>> BEGIN GIVEN RECORDS

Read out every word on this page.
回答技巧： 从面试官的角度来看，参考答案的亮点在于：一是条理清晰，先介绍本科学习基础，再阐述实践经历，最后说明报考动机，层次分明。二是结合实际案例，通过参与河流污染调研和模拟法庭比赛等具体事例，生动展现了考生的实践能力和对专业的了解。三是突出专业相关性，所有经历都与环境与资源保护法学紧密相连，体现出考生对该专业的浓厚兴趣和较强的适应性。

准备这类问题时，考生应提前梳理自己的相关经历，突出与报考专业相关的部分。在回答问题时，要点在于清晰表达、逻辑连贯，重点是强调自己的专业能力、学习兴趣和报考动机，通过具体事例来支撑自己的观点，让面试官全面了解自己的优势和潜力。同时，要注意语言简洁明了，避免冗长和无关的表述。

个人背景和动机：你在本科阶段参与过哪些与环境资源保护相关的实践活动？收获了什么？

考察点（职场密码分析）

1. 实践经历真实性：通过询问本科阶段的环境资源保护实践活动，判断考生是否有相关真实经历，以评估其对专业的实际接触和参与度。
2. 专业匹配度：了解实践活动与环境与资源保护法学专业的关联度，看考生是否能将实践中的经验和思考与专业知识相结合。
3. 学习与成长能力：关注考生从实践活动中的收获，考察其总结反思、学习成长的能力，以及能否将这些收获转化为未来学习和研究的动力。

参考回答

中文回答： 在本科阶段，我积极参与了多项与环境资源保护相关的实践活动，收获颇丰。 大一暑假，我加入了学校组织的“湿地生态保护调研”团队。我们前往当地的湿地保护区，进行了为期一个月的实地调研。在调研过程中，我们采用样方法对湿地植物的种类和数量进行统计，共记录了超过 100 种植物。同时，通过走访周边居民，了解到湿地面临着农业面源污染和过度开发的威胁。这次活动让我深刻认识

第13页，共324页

>> END GIVEN RECORDS
>> BEGIN GIVEN RECORDS

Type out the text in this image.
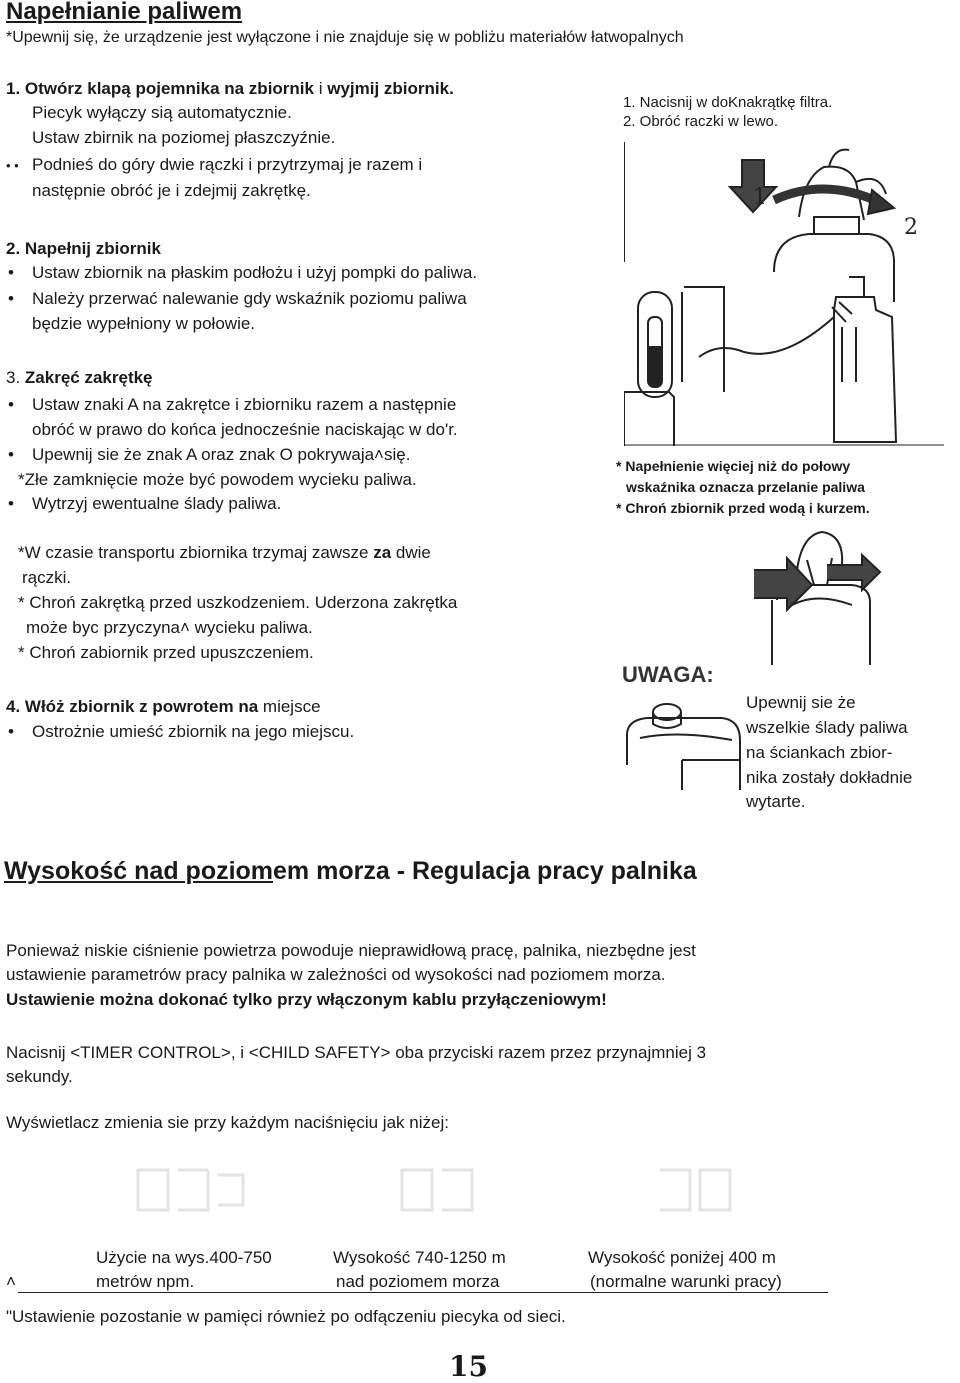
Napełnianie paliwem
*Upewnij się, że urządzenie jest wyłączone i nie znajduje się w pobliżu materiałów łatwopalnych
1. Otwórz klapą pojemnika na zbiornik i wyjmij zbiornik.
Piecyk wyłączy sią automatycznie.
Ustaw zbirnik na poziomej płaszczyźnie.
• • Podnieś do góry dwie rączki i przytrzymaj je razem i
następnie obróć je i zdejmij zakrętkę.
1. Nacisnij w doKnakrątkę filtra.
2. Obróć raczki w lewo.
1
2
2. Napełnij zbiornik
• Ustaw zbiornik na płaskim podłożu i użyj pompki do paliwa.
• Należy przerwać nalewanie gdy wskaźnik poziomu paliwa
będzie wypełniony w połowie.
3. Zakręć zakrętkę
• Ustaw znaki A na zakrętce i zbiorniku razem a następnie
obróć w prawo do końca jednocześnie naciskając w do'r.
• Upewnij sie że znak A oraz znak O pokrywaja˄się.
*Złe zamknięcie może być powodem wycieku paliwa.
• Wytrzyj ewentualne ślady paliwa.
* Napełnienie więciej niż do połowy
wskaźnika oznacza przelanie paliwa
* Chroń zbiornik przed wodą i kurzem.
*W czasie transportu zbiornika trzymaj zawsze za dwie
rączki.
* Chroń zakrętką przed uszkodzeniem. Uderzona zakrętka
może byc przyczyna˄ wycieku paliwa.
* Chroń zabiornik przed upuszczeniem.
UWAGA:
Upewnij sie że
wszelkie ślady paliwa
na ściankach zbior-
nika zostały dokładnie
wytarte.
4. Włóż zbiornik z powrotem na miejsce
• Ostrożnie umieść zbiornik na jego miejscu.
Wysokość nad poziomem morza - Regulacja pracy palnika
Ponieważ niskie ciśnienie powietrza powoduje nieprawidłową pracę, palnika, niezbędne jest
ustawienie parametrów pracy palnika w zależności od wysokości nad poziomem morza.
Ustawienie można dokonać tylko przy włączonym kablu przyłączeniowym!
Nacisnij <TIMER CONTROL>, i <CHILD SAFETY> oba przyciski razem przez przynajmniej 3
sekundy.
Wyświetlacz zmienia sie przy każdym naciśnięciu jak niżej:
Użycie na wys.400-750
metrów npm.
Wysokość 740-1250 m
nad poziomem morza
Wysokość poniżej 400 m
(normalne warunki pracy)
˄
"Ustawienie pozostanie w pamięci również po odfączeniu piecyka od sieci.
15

>> END GIVEN RECORDS
>> BEGIN GIVEN RECORDS

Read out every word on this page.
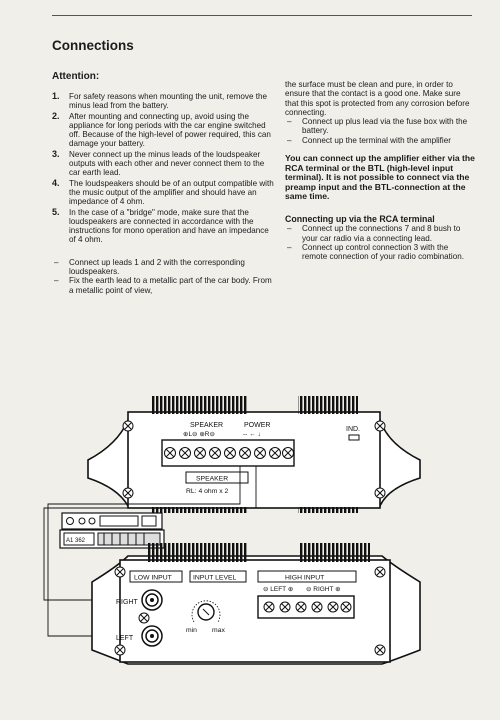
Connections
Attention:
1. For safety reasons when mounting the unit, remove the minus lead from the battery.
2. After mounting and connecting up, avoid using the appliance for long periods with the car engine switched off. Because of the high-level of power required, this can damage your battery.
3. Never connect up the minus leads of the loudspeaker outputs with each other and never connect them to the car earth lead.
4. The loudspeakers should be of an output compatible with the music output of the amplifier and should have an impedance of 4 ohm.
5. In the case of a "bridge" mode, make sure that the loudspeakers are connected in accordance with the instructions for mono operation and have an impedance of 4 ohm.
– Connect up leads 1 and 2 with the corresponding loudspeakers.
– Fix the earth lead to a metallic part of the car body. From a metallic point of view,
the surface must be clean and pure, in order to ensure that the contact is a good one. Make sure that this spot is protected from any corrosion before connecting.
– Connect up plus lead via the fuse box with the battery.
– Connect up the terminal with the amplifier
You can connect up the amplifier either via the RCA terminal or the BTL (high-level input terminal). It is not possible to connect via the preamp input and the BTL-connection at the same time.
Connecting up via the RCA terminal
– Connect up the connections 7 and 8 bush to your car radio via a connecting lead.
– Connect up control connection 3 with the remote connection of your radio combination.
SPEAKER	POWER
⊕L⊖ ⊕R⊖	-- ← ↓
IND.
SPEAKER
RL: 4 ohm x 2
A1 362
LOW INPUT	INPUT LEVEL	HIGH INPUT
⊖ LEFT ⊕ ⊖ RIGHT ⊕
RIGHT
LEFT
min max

>> END GIVEN RECORDS

WHAT THE EXERCISE ASKS >> Check every line for "może" and show the ones that have it.

RESULT OF THE TASK >>
*Złe zamknięcie może być powodem wycieku paliwa.
może byc przyczyna˄ wycieku paliwa.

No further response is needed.